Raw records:
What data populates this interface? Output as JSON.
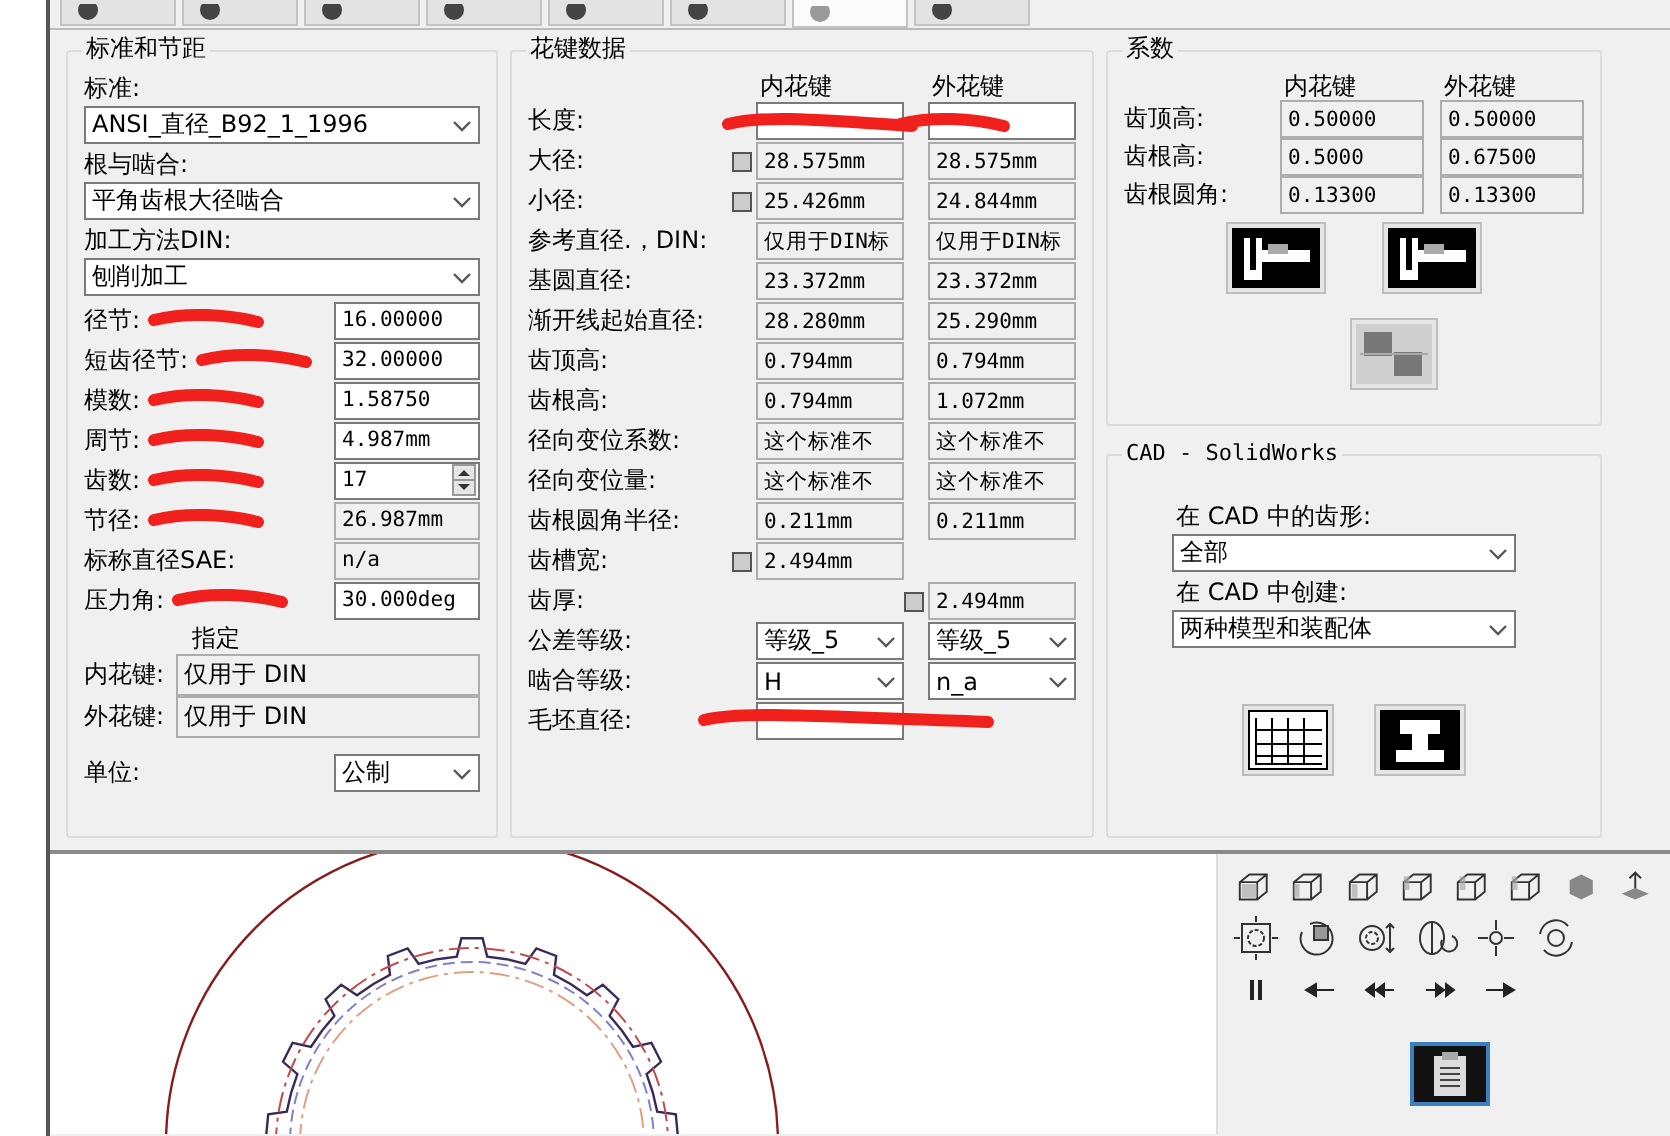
{
  "tabs": [
    {
      "selected": false
    },
    {
      "selected": false
    },
    {
      "selected": false
    },
    {
      "selected": false
    },
    {
      "selected": false
    },
    {
      "selected": false
    },
    {
      "selected": true
    },
    {
      "selected": false
    }
  ],
  "standard_group": {
    "title": "标准和节距",
    "selects": [
      {
        "label": "标准:",
        "value": "ANSI_直径_B92_1_1996"
      },
      {
        "label": "根与啮合:",
        "value": "平角齿根大径啮合"
      },
      {
        "label": "加工方法DIN:",
        "value": "刨削加工"
      }
    ],
    "rows": [
      {
        "label": "径节:",
        "value": "16.00000",
        "kind": "input",
        "redacted": true
      },
      {
        "label": "短齿径节:",
        "value": "32.00000",
        "kind": "input",
        "redacted": true
      },
      {
        "label": "模数:",
        "value": "1.58750",
        "kind": "input",
        "redacted": true
      },
      {
        "label": "周节:",
        "value": "4.987mm",
        "kind": "input",
        "redacted": true
      },
      {
        "label": "齿数:",
        "value": "17",
        "kind": "spin",
        "redacted": true
      },
      {
        "label": "节径:",
        "value": "26.987mm",
        "kind": "readonly",
        "redacted": true
      },
      {
        "label": "标称直径SAE:",
        "value": "n/a",
        "kind": "readonly",
        "redacted": false
      },
      {
        "label": "压力角:",
        "value": "30.000deg",
        "kind": "input",
        "redacted": true
      }
    ],
    "designation": {
      "title": "指定",
      "rows": [
        {
          "label": "内花键:",
          "value": "仅用于 DIN"
        },
        {
          "label": "外花键:",
          "value": "仅用于 DIN"
        }
      ]
    },
    "unit": {
      "label": "单位:",
      "value": "公制"
    }
  },
  "spline_data": {
    "title": "花键数据",
    "columns": [
      "内花键",
      "外花键"
    ],
    "rows": [
      {
        "label": "长度:",
        "redacted": true,
        "cells": [
          {
            "kind": "input",
            "locked": false
          },
          {
            "kind": "input",
            "locked": false
          }
        ]
      },
      {
        "label": "大径:",
        "redacted": false,
        "cells": [
          {
            "kind": "readonly",
            "value": "28.575mm",
            "locked": true
          },
          {
            "kind": "readonly",
            "value": "28.575mm",
            "locked": false
          }
        ]
      },
      {
        "label": "小径:",
        "redacted": false,
        "cells": [
          {
            "kind": "readonly",
            "value": "25.426mm",
            "locked": true
          },
          {
            "kind": "readonly",
            "value": "24.844mm",
            "locked": false
          }
        ]
      },
      {
        "label": "参考直径.，DIN:",
        "redacted": false,
        "cells": [
          {
            "kind": "readonly",
            "value": "仅用于DIN标",
            "locked": false
          },
          {
            "kind": "readonly",
            "value": "仅用于DIN标",
            "locked": false
          }
        ]
      },
      {
        "label": "基圆直径:",
        "redacted": false,
        "cells": [
          {
            "kind": "readonly",
            "value": "23.372mm",
            "locked": false
          },
          {
            "kind": "readonly",
            "value": "23.372mm",
            "locked": false
          }
        ]
      },
      {
        "label": "渐开线起始直径:",
        "redacted": false,
        "cells": [
          {
            "kind": "readonly",
            "value": "28.280mm",
            "locked": false
          },
          {
            "kind": "readonly",
            "value": "25.290mm",
            "locked": false
          }
        ]
      },
      {
        "label": "齿顶高:",
        "redacted": false,
        "cells": [
          {
            "kind": "readonly",
            "value": "0.794mm",
            "locked": false
          },
          {
            "kind": "readonly",
            "value": "0.794mm",
            "locked": false
          }
        ]
      },
      {
        "label": "齿根高:",
        "redacted": false,
        "cells": [
          {
            "kind": "readonly",
            "value": "0.794mm",
            "locked": false
          },
          {
            "kind": "readonly",
            "value": "1.072mm",
            "locked": false
          }
        ]
      },
      {
        "label": "径向变位系数:",
        "redacted": false,
        "cells": [
          {
            "kind": "readonly",
            "value": "这个标准不",
            "locked": false
          },
          {
            "kind": "readonly",
            "value": "这个标准不",
            "locked": false
          }
        ]
      },
      {
        "label": "径向变位量:",
        "redacted": false,
        "cells": [
          {
            "kind": "readonly",
            "value": "这个标准不",
            "locked": false
          },
          {
            "kind": "readonly",
            "value": "这个标准不",
            "locked": false
          }
        ]
      },
      {
        "label": "齿根圆角半径:",
        "redacted": false,
        "cells": [
          {
            "kind": "readonly",
            "value": "0.211mm",
            "locked": false
          },
          {
            "kind": "readonly",
            "value": "0.211mm",
            "locked": false
          }
        ]
      },
      {
        "label": "齿槽宽:",
        "redacted": false,
        "cells": [
          {
            "kind": "readonly",
            "value": "2.494mm",
            "locked": true
          },
          {
            "kind": "none",
            "locked": false
          }
        ]
      },
      {
        "label": "齿厚:",
        "redacted": false,
        "cells": [
          {
            "kind": "none",
            "locked": false
          },
          {
            "kind": "readonly",
            "value": "2.494mm",
            "locked": true
          }
        ]
      },
      {
        "label": "公差等级:",
        "redacted": false,
        "cells": [
          {
            "kind": "combo",
            "value": "等级_5",
            "locked": false
          },
          {
            "kind": "combo",
            "value": "等级_5",
            "locked": false
          }
        ]
      },
      {
        "label": "啮合等级:",
        "redacted": false,
        "cells": [
          {
            "kind": "combo",
            "value": "H",
            "locked": false
          },
          {
            "kind": "combo",
            "value": "n_a",
            "locked": false
          }
        ]
      },
      {
        "label": "毛坯直径:",
        "redacted": true,
        "cells": [
          {
            "kind": "input",
            "locked": false
          },
          {
            "kind": "none",
            "locked": false
          }
        ]
      }
    ]
  },
  "coefficients": {
    "title": "系数",
    "columns": [
      "内花键",
      "外花键"
    ],
    "rows": [
      {
        "label": "齿顶高:",
        "values": [
          "0.50000",
          "0.50000"
        ]
      },
      {
        "label": "齿根高:",
        "values": [
          "0.5000",
          "0.67500"
        ]
      },
      {
        "label": "齿根圆角:",
        "values": [
          "0.13300",
          "0.13300"
        ]
      }
    ]
  },
  "cad": {
    "title": "CAD - SolidWorks",
    "selects": [
      {
        "label": "在 CAD 中的齿形:",
        "value": "全部"
      },
      {
        "label": "在 CAD 中创建:",
        "value": "两种模型和装配体"
      }
    ]
  }
}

• [WRITTEN TASK]:
Set down every entry word for word, but omit the pictures.

• [RESULT OF THIS EXERCISE]:
What data populates this interface? Output as JSON.
{
  "tabs": [
    {
      "selected": false
    },
    {
      "selected": false
    },
    {
      "selected": false
    },
    {
      "selected": false
    },
    {
      "selected": false
    },
    {
      "selected": false
    },
    {
      "selected": true
    },
    {
      "selected": false
    }
  ],
  "standard_group": {
    "title": "标准和节距",
    "selects": [
      {
        "label": "标准:",
        "value": "ANSI_直径_B92_1_1996"
      },
      {
        "label": "根与啮合:",
        "value": "平角齿根大径啮合"
      },
      {
        "label": "加工方法DIN:",
        "value": "刨削加工"
      }
    ],
    "rows": [
      {
        "label": "径节:",
        "value": "16.00000",
        "kind": "input",
        "redacted": true
      },
      {
        "label": "短齿径节:",
        "value": "32.00000",
        "kind": "input",
        "redacted": true
      },
      {
        "label": "模数:",
        "value": "1.58750",
        "kind": "input",
        "redacted": true
      },
      {
        "label": "周节:",
        "value": "4.987mm",
        "kind": "input",
        "redacted": true
      },
      {
        "label": "齿数:",
        "value": "17",
        "kind": "spin",
        "redacted": true
      },
      {
        "label": "节径:",
        "value": "26.987mm",
        "kind": "readonly",
        "redacted": true
      },
      {
        "label": "标称直径SAE:",
        "value": "n/a",
        "kind": "readonly",
        "redacted": false
      },
      {
        "label": "压力角:",
        "value": "30.000deg",
        "kind": "input",
        "redacted": true
      }
    ],
    "designation": {
      "title": "指定",
      "rows": [
        {
          "label": "内花键:",
          "value": "仅用于 DIN"
        },
        {
          "label": "外花键:",
          "value": "仅用于 DIN"
        }
      ]
    },
    "unit": {
      "label": "单位:",
      "value": "公制"
    }
  },
  "spline_data": {
    "title": "花键数据",
    "columns": [
      "内花键",
      "外花键"
    ],
    "rows": [
      {
        "label": "长度:",
        "redacted": true,
        "cells": [
          {
            "kind": "input",
            "locked": false
          },
          {
            "kind": "input",
            "locked": false
          }
        ]
      },
      {
        "label": "大径:",
        "redacted": false,
        "cells": [
          {
            "kind": "readonly",
            "value": "28.575mm",
            "locked": true
          },
          {
            "kind": "readonly",
            "value": "28.575mm",
            "locked": false
          }
        ]
      },
      {
        "label": "小径:",
        "redacted": false,
        "cells": [
          {
            "kind": "readonly",
            "value": "25.426mm",
            "locked": true
          },
          {
            "kind": "readonly",
            "value": "24.844mm",
            "locked": false
          }
        ]
      },
      {
        "label": "参考直径.，DIN:",
        "redacted": false,
        "cells": [
          {
            "kind": "readonly",
            "value": "仅用于DIN标",
            "locked": false
          },
          {
            "kind": "readonly",
            "value": "仅用于DIN标",
            "locked": false
          }
        ]
      },
      {
        "label": "基圆直径:",
        "redacted": false,
        "cells": [
          {
            "kind": "readonly",
            "value": "23.372mm",
            "locked": false
          },
          {
            "kind": "readonly",
            "value": "23.372mm",
            "locked": false
          }
        ]
      },
      {
        "label": "渐开线起始直径:",
        "redacted": false,
        "cells": [
          {
            "kind": "readonly",
            "value": "28.280mm",
            "locked": false
          },
          {
            "kind": "readonly",
            "value": "25.290mm",
            "locked": false
          }
        ]
      },
      {
        "label": "齿顶高:",
        "redacted": false,
        "cells": [
          {
            "kind": "readonly",
            "value": "0.794mm",
            "locked": false
          },
          {
            "kind": "readonly",
            "value": "0.794mm",
            "locked": false
          }
        ]
      },
      {
        "label": "齿根高:",
        "redacted": false,
        "cells": [
          {
            "kind": "readonly",
            "value": "0.794mm",
            "locked": false
          },
          {
            "kind": "readonly",
            "value": "1.072mm",
            "locked": false
          }
        ]
      },
      {
        "label": "径向变位系数:",
        "redacted": false,
        "cells": [
          {
            "kind": "readonly",
            "value": "这个标准不",
            "locked": false
          },
          {
            "kind": "readonly",
            "value": "这个标准不",
            "locked": false
          }
        ]
      },
      {
        "label": "径向变位量:",
        "redacted": false,
        "cells": [
          {
            "kind": "readonly",
            "value": "这个标准不",
            "locked": false
          },
          {
            "kind": "readonly",
            "value": "这个标准不",
            "locked": false
          }
        ]
      },
      {
        "label": "齿根圆角半径:",
        "redacted": false,
        "cells": [
          {
            "kind": "readonly",
            "value": "0.211mm",
            "locked": false
          },
          {
            "kind": "readonly",
            "value": "0.211mm",
            "locked": false
          }
        ]
      },
      {
        "label": "齿槽宽:",
        "redacted": false,
        "cells": [
          {
            "kind": "readonly",
            "value": "2.494mm",
            "locked": true
          },
          {
            "kind": "none",
            "locked": false
          }
        ]
      },
      {
        "label": "齿厚:",
        "redacted": false,
        "cells": [
          {
            "kind": "none",
            "locked": false
          },
          {
            "kind": "readonly",
            "value": "2.494mm",
            "locked": true
          }
        ]
      },
      {
        "label": "公差等级:",
        "redacted": false,
        "cells": [
          {
            "kind": "combo",
            "value": "等级_5",
            "locked": false
          },
          {
            "kind": "combo",
            "value": "等级_5",
            "locked": false
          }
        ]
      },
      {
        "label": "啮合等级:",
        "redacted": false,
        "cells": [
          {
            "kind": "combo",
            "value": "H",
            "locked": false
          },
          {
            "kind": "combo",
            "value": "n_a",
            "locked": false
          }
        ]
      },
      {
        "label": "毛坯直径:",
        "redacted": true,
        "cells": [
          {
            "kind": "input",
            "locked": false
          },
          {
            "kind": "none",
            "locked": false
          }
        ]
      }
    ]
  },
  "coefficients": {
    "title": "系数",
    "columns": [
      "内花键",
      "外花键"
    ],
    "rows": [
      {
        "label": "齿顶高:",
        "values": [
          "0.50000",
          "0.50000"
        ]
      },
      {
        "label": "齿根高:",
        "values": [
          "0.5000",
          "0.67500"
        ]
      },
      {
        "label": "齿根圆角:",
        "values": [
          "0.13300",
          "0.13300"
        ]
      }
    ]
  },
  "cad": {
    "title": "CAD - SolidWorks",
    "selects": [
      {
        "label": "在 CAD 中的齿形:",
        "value": "全部"
      },
      {
        "label": "在 CAD 中创建:",
        "value": "两种模型和装配体"
      }
    ]
  }
}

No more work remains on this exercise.